**Short problem:** Write out the material exactly, with the pictures left out.

**Provided data:**
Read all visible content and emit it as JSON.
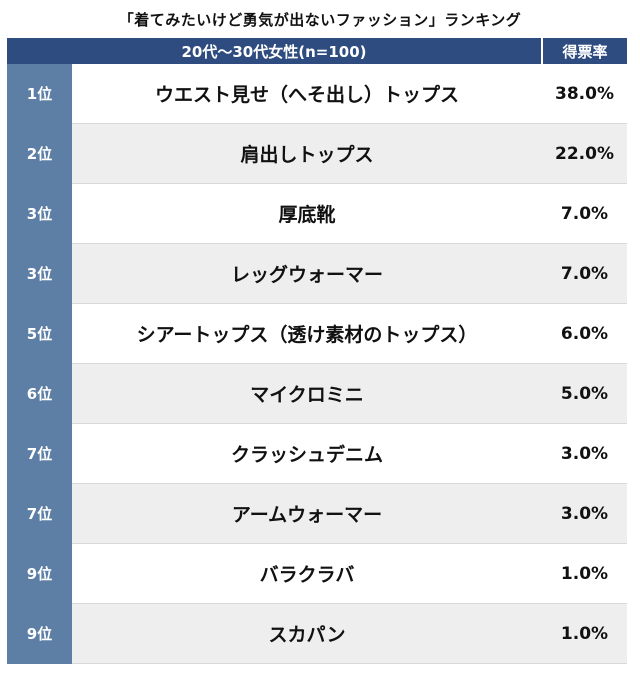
{
  "chart_data": {
    "type": "table",
    "title": "「着てみたいけど勇気が出ないファッション」ランキング",
    "header": {
      "group_label": "20代〜30代女性(n=100)",
      "rate_label": "得票率"
    },
    "rows": [
      {
        "rank": "1位",
        "item": "ウエスト見せ（へそ出し）トップス",
        "rate": "38.0%"
      },
      {
        "rank": "2位",
        "item": "肩出しトップス",
        "rate": "22.0%"
      },
      {
        "rank": "3位",
        "item": "厚底靴",
        "rate": "7.0%"
      },
      {
        "rank": "3位",
        "item": "レッグウォーマー",
        "rate": "7.0%"
      },
      {
        "rank": "5位",
        "item": "シアートップス（透け素材のトップス）",
        "rate": "6.0%"
      },
      {
        "rank": "6位",
        "item": "マイクロミニ",
        "rate": "5.0%"
      },
      {
        "rank": "7位",
        "item": "クラッシュデニム",
        "rate": "3.0%"
      },
      {
        "rank": "7位",
        "item": "アームウォーマー",
        "rate": "3.0%"
      },
      {
        "rank": "9位",
        "item": "バラクラバ",
        "rate": "1.0%"
      },
      {
        "rank": "9位",
        "item": "スカパン",
        "rate": "1.0%"
      }
    ],
    "values": [
      38.0,
      22.0,
      7.0,
      7.0,
      6.0,
      5.0,
      3.0,
      3.0,
      1.0,
      1.0
    ],
    "colors": {
      "header": "#2e4c7f",
      "rank_column": "#5d7fa5",
      "stripe": "#eeeeee"
    }
  }
}
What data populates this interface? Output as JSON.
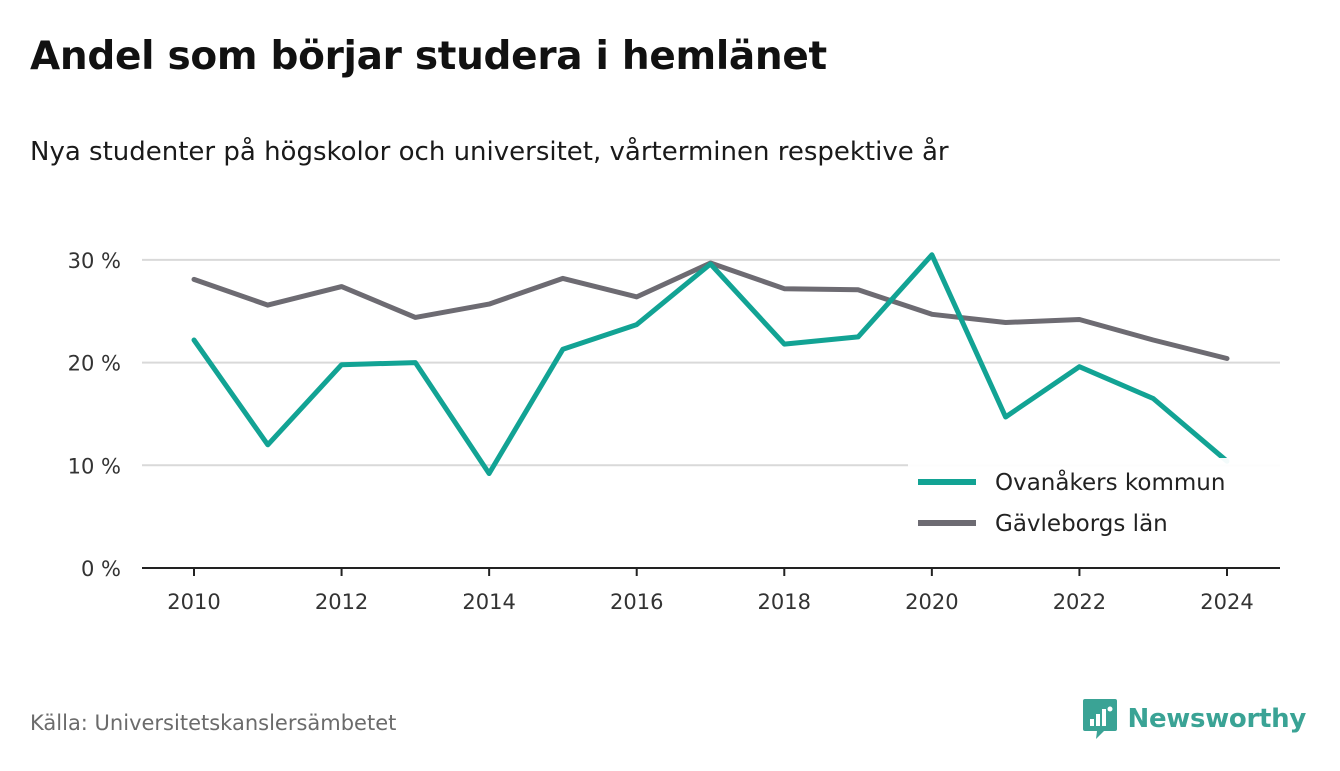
{
  "title": "Andel som börjar studera i hemlänet",
  "subtitle": "Nya studenter på högskolor och universitet, vårterminen respektive år",
  "source": "Källa: Universitetskanslersämbetet",
  "brand": {
    "name": "Newsworthy",
    "icon": "newsworthy-logo-icon",
    "color": "#3aa395"
  },
  "chart_data": {
    "type": "line",
    "x": [
      2010,
      2011,
      2012,
      2013,
      2014,
      2015,
      2016,
      2017,
      2018,
      2019,
      2020,
      2021,
      2022,
      2023,
      2024
    ],
    "x_ticks": [
      2010,
      2012,
      2014,
      2016,
      2018,
      2020,
      2022,
      2024
    ],
    "y_ticks": [
      0,
      10,
      20,
      30
    ],
    "y_tick_labels": [
      "0 %",
      "10 %",
      "20 %",
      "30 %"
    ],
    "ylim": [
      0,
      34
    ],
    "grid": true,
    "legend_position": "bottom-right",
    "series": [
      {
        "name": "Ovanåkers kommun",
        "color": "#12a394",
        "values": [
          22.2,
          12.0,
          19.8,
          20.0,
          9.2,
          21.3,
          23.7,
          29.6,
          21.8,
          22.5,
          30.5,
          14.7,
          19.6,
          16.5,
          10.4
        ]
      },
      {
        "name": "Gävleborgs län",
        "color": "#6d6b72",
        "values": [
          28.1,
          25.6,
          27.4,
          24.4,
          25.7,
          28.2,
          26.4,
          29.7,
          27.2,
          27.1,
          24.7,
          23.9,
          24.2,
          22.2,
          20.4
        ]
      }
    ]
  }
}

**Worked answer:**
Read all visible content and emit it as JSON.
{
  "chart_data": {
    "type": "table",
    "title": "「着てみたいけど勇気が出ないファッション」ランキング",
    "header": {
      "group_label": "20代〜30代女性(n=100)",
      "rate_label": "得票率"
    },
    "rows": [
      {
        "rank": "1位",
        "item": "ウエスト見せ（へそ出し）トップス",
        "rate": "38.0%"
      },
      {
        "rank": "2位",
        "item": "肩出しトップス",
        "rate": "22.0%"
      },
      {
        "rank": "3位",
        "item": "厚底靴",
        "rate": "7.0%"
      },
      {
        "rank": "3位",
        "item": "レッグウォーマー",
        "rate": "7.0%"
      },
      {
        "rank": "5位",
        "item": "シアートップス（透け素材のトップス）",
        "rate": "6.0%"
      },
      {
        "rank": "6位",
        "item": "マイクロミニ",
        "rate": "5.0%"
      },
      {
        "rank": "7位",
        "item": "クラッシュデニム",
        "rate": "3.0%"
      },
      {
        "rank": "7位",
        "item": "アームウォーマー",
        "rate": "3.0%"
      },
      {
        "rank": "9位",
        "item": "バラクラバ",
        "rate": "1.0%"
      },
      {
        "rank": "9位",
        "item": "スカパン",
        "rate": "1.0%"
      }
    ],
    "values": [
      38.0,
      22.0,
      7.0,
      7.0,
      6.0,
      5.0,
      3.0,
      3.0,
      1.0,
      1.0
    ],
    "colors": {
      "header": "#2e4c7f",
      "rank_column": "#5d7fa5",
      "stripe": "#eeeeee"
    }
  }
}
What data populates this interface? Output as JSON.
{
  "title": "Andel som börjar studera i hemlänet",
  "subtitle": "Nya studenter på högskolor och universitet, vårterminen respektive år",
  "source": "Källa: Universitetskanslersämbetet",
  "brand": {
    "name": "Newsworthy",
    "icon": "newsworthy-logo-icon",
    "color": "#3aa395"
  },
  "chart_data": {
    "type": "line",
    "x": [
      2010,
      2011,
      2012,
      2013,
      2014,
      2015,
      2016,
      2017,
      2018,
      2019,
      2020,
      2021,
      2022,
      2023,
      2024
    ],
    "x_ticks": [
      2010,
      2012,
      2014,
      2016,
      2018,
      2020,
      2022,
      2024
    ],
    "y_ticks": [
      0,
      10,
      20,
      30
    ],
    "y_tick_labels": [
      "0 %",
      "10 %",
      "20 %",
      "30 %"
    ],
    "ylim": [
      0,
      34
    ],
    "grid": true,
    "legend_position": "bottom-right",
    "series": [
      {
        "name": "Ovanåkers kommun",
        "color": "#12a394",
        "values": [
          22.2,
          12.0,
          19.8,
          20.0,
          9.2,
          21.3,
          23.7,
          29.6,
          21.8,
          22.5,
          30.5,
          14.7,
          19.6,
          16.5,
          10.4
        ]
      },
      {
        "name": "Gävleborgs län",
        "color": "#6d6b72",
        "values": [
          28.1,
          25.6,
          27.4,
          24.4,
          25.7,
          28.2,
          26.4,
          29.7,
          27.2,
          27.1,
          24.7,
          23.9,
          24.2,
          22.2,
          20.4
        ]
      }
    ]
  }
}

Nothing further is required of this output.